● Task goal:
Carry none of the pictures over; set down the material below exactly.

[Records contained in a dataset]
++++++++

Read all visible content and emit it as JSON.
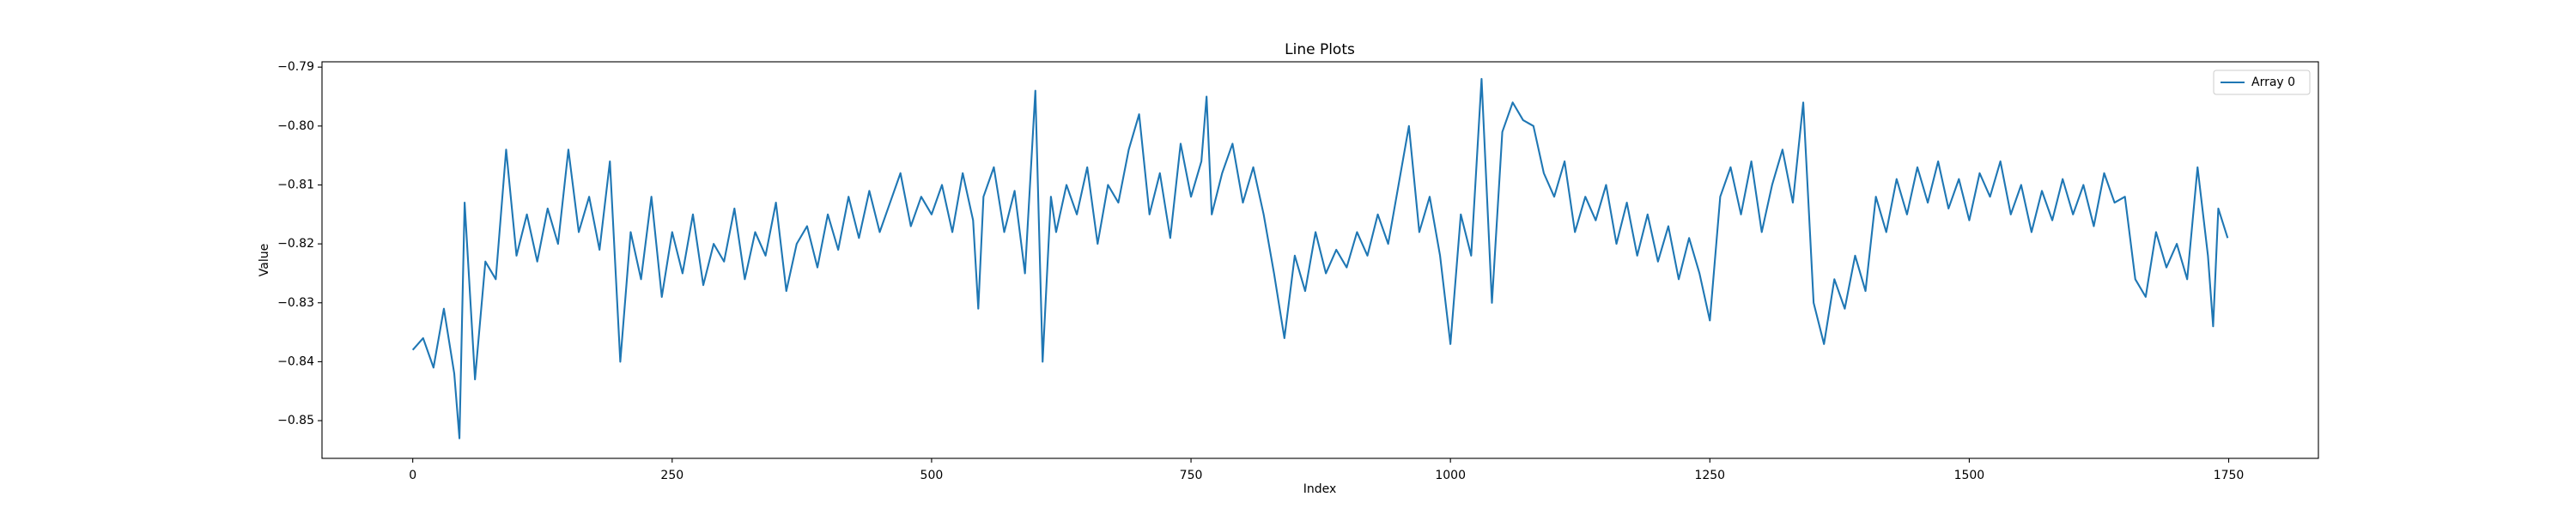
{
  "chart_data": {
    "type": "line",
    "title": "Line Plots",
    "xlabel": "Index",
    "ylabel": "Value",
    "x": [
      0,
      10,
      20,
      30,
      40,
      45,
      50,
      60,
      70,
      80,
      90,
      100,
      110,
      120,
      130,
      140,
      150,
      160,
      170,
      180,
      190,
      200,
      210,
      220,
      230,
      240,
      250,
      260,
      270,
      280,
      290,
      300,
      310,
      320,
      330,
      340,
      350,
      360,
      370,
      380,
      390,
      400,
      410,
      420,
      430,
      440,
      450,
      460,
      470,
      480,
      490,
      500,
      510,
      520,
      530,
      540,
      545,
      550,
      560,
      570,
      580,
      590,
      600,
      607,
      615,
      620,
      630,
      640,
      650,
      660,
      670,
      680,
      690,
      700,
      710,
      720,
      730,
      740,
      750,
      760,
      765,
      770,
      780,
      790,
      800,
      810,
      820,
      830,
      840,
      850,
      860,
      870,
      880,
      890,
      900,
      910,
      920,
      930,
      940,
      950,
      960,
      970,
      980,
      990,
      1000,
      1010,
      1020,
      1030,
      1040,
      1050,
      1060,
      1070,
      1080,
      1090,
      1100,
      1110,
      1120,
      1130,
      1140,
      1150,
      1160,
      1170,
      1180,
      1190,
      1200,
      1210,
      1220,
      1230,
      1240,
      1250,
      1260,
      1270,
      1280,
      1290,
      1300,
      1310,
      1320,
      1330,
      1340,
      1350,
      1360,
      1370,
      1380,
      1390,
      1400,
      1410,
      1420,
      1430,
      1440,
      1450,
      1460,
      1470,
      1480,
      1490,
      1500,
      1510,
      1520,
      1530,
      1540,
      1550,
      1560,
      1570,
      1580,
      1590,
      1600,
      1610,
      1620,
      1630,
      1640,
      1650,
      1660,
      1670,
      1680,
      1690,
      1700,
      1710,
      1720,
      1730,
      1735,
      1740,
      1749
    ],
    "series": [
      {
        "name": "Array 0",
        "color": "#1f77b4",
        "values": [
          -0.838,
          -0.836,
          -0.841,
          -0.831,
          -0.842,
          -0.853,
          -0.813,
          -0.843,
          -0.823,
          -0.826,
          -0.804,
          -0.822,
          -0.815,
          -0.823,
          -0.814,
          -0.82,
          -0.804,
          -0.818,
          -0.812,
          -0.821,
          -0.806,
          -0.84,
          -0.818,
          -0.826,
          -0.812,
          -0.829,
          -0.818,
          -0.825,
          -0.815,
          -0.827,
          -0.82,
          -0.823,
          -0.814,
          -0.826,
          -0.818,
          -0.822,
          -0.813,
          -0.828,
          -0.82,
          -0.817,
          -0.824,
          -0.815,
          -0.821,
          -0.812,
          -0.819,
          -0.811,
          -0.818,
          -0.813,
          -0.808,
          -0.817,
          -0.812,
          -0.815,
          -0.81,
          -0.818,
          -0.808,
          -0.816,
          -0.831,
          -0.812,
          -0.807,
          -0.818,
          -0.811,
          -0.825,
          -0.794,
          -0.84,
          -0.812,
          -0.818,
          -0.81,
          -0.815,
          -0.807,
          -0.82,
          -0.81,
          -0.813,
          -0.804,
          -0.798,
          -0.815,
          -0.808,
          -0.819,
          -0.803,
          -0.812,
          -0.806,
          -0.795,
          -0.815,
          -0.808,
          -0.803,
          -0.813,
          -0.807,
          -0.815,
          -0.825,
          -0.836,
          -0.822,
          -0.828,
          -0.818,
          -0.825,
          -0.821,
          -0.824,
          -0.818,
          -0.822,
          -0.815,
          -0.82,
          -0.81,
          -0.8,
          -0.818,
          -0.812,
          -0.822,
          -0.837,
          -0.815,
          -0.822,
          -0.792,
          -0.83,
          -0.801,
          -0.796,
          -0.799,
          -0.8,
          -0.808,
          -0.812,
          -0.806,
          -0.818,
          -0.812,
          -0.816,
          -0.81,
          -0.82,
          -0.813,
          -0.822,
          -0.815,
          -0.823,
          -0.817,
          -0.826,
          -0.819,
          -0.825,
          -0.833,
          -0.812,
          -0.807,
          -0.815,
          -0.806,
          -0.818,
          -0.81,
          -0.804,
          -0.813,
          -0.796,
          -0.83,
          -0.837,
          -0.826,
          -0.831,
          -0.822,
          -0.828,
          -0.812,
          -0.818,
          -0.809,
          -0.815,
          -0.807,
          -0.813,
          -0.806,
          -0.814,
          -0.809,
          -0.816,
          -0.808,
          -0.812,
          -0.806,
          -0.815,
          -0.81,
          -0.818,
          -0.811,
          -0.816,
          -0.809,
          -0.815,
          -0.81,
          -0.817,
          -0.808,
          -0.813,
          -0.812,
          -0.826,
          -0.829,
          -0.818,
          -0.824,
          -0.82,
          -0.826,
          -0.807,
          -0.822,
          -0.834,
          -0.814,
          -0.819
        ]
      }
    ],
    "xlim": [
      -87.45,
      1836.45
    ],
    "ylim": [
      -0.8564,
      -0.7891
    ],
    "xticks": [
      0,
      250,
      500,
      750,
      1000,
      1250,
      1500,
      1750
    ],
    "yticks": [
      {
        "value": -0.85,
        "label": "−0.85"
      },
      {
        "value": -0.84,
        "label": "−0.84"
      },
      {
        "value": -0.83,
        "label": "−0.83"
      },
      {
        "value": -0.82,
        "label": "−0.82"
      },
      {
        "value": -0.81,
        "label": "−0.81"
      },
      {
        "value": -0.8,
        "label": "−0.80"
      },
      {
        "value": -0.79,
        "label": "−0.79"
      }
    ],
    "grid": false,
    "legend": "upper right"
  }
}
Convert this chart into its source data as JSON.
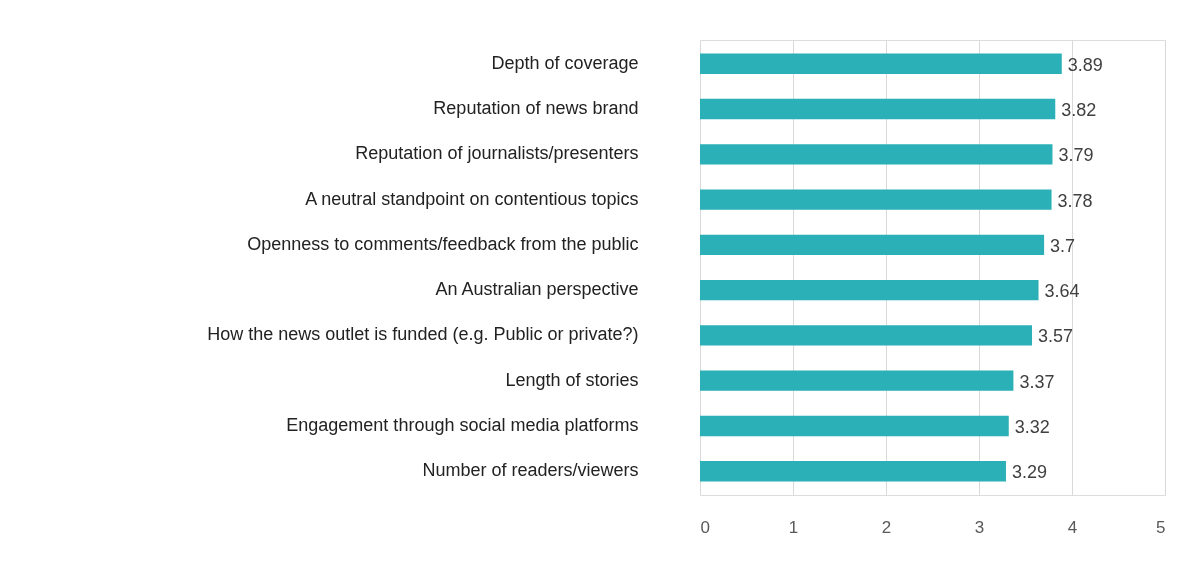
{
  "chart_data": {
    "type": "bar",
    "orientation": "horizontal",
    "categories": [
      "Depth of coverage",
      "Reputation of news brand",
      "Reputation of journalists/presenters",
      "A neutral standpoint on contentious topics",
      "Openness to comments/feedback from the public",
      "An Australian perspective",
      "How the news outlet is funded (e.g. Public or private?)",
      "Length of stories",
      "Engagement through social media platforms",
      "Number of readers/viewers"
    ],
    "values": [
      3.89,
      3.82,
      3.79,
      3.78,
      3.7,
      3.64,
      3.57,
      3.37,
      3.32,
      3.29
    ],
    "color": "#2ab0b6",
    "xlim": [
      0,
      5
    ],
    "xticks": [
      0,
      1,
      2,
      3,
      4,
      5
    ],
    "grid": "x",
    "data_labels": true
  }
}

++++++++

● Exercise solution:
Read all visible content and emit it as JSON.
{
  "chart_data": {
    "type": "line",
    "title": "Line Plots",
    "xlabel": "Index",
    "ylabel": "Value",
    "x": [
      0,
      10,
      20,
      30,
      40,
      45,
      50,
      60,
      70,
      80,
      90,
      100,
      110,
      120,
      130,
      140,
      150,
      160,
      170,
      180,
      190,
      200,
      210,
      220,
      230,
      240,
      250,
      260,
      270,
      280,
      290,
      300,
      310,
      320,
      330,
      340,
      350,
      360,
      370,
      380,
      390,
      400,
      410,
      420,
      430,
      440,
      450,
      460,
      470,
      480,
      490,
      500,
      510,
      520,
      530,
      540,
      545,
      550,
      560,
      570,
      580,
      590,
      600,
      607,
      615,
      620,
      630,
      640,
      650,
      660,
      670,
      680,
      690,
      700,
      710,
      720,
      730,
      740,
      750,
      760,
      765,
      770,
      780,
      790,
      800,
      810,
      820,
      830,
      840,
      850,
      860,
      870,
      880,
      890,
      900,
      910,
      920,
      930,
      940,
      950,
      960,
      970,
      980,
      990,
      1000,
      1010,
      1020,
      1030,
      1040,
      1050,
      1060,
      1070,
      1080,
      1090,
      1100,
      1110,
      1120,
      1130,
      1140,
      1150,
      1160,
      1170,
      1180,
      1190,
      1200,
      1210,
      1220,
      1230,
      1240,
      1250,
      1260,
      1270,
      1280,
      1290,
      1300,
      1310,
      1320,
      1330,
      1340,
      1350,
      1360,
      1370,
      1380,
      1390,
      1400,
      1410,
      1420,
      1430,
      1440,
      1450,
      1460,
      1470,
      1480,
      1490,
      1500,
      1510,
      1520,
      1530,
      1540,
      1550,
      1560,
      1570,
      1580,
      1590,
      1600,
      1610,
      1620,
      1630,
      1640,
      1650,
      1660,
      1670,
      1680,
      1690,
      1700,
      1710,
      1720,
      1730,
      1735,
      1740,
      1749
    ],
    "series": [
      {
        "name": "Array 0",
        "color": "#1f77b4",
        "values": [
          -0.838,
          -0.836,
          -0.841,
          -0.831,
          -0.842,
          -0.853,
          -0.813,
          -0.843,
          -0.823,
          -0.826,
          -0.804,
          -0.822,
          -0.815,
          -0.823,
          -0.814,
          -0.82,
          -0.804,
          -0.818,
          -0.812,
          -0.821,
          -0.806,
          -0.84,
          -0.818,
          -0.826,
          -0.812,
          -0.829,
          -0.818,
          -0.825,
          -0.815,
          -0.827,
          -0.82,
          -0.823,
          -0.814,
          -0.826,
          -0.818,
          -0.822,
          -0.813,
          -0.828,
          -0.82,
          -0.817,
          -0.824,
          -0.815,
          -0.821,
          -0.812,
          -0.819,
          -0.811,
          -0.818,
          -0.813,
          -0.808,
          -0.817,
          -0.812,
          -0.815,
          -0.81,
          -0.818,
          -0.808,
          -0.816,
          -0.831,
          -0.812,
          -0.807,
          -0.818,
          -0.811,
          -0.825,
          -0.794,
          -0.84,
          -0.812,
          -0.818,
          -0.81,
          -0.815,
          -0.807,
          -0.82,
          -0.81,
          -0.813,
          -0.804,
          -0.798,
          -0.815,
          -0.808,
          -0.819,
          -0.803,
          -0.812,
          -0.806,
          -0.795,
          -0.815,
          -0.808,
          -0.803,
          -0.813,
          -0.807,
          -0.815,
          -0.825,
          -0.836,
          -0.822,
          -0.828,
          -0.818,
          -0.825,
          -0.821,
          -0.824,
          -0.818,
          -0.822,
          -0.815,
          -0.82,
          -0.81,
          -0.8,
          -0.818,
          -0.812,
          -0.822,
          -0.837,
          -0.815,
          -0.822,
          -0.792,
          -0.83,
          -0.801,
          -0.796,
          -0.799,
          -0.8,
          -0.808,
          -0.812,
          -0.806,
          -0.818,
          -0.812,
          -0.816,
          -0.81,
          -0.82,
          -0.813,
          -0.822,
          -0.815,
          -0.823,
          -0.817,
          -0.826,
          -0.819,
          -0.825,
          -0.833,
          -0.812,
          -0.807,
          -0.815,
          -0.806,
          -0.818,
          -0.81,
          -0.804,
          -0.813,
          -0.796,
          -0.83,
          -0.837,
          -0.826,
          -0.831,
          -0.822,
          -0.828,
          -0.812,
          -0.818,
          -0.809,
          -0.815,
          -0.807,
          -0.813,
          -0.806,
          -0.814,
          -0.809,
          -0.816,
          -0.808,
          -0.812,
          -0.806,
          -0.815,
          -0.81,
          -0.818,
          -0.811,
          -0.816,
          -0.809,
          -0.815,
          -0.81,
          -0.817,
          -0.808,
          -0.813,
          -0.812,
          -0.826,
          -0.829,
          -0.818,
          -0.824,
          -0.82,
          -0.826,
          -0.807,
          -0.822,
          -0.834,
          -0.814,
          -0.819
        ]
      }
    ],
    "xlim": [
      -87.45,
      1836.45
    ],
    "ylim": [
      -0.8564,
      -0.7891
    ],
    "xticks": [
      0,
      250,
      500,
      750,
      1000,
      1250,
      1500,
      1750
    ],
    "yticks": [
      {
        "value": -0.85,
        "label": "−0.85"
      },
      {
        "value": -0.84,
        "label": "−0.84"
      },
      {
        "value": -0.83,
        "label": "−0.83"
      },
      {
        "value": -0.82,
        "label": "−0.82"
      },
      {
        "value": -0.81,
        "label": "−0.81"
      },
      {
        "value": -0.8,
        "label": "−0.80"
      },
      {
        "value": -0.79,
        "label": "−0.79"
      }
    ],
    "grid": false,
    "legend": "upper right"
  }
}
Convert this chart into its source data as JSON.
{
  "chart_data": {
    "type": "bar",
    "orientation": "horizontal",
    "categories": [
      "Depth of coverage",
      "Reputation of news brand",
      "Reputation of journalists/presenters",
      "A neutral standpoint on contentious topics",
      "Openness to comments/feedback from the public",
      "An Australian perspective",
      "How the news outlet is funded (e.g. Public or private?)",
      "Length of stories",
      "Engagement through social media platforms",
      "Number of readers/viewers"
    ],
    "values": [
      3.89,
      3.82,
      3.79,
      3.78,
      3.7,
      3.64,
      3.57,
      3.37,
      3.32,
      3.29
    ],
    "color": "#2ab0b6",
    "xlim": [
      0,
      5
    ],
    "xticks": [
      0,
      1,
      2,
      3,
      4,
      5
    ],
    "grid": "x",
    "data_labels": true
  }
}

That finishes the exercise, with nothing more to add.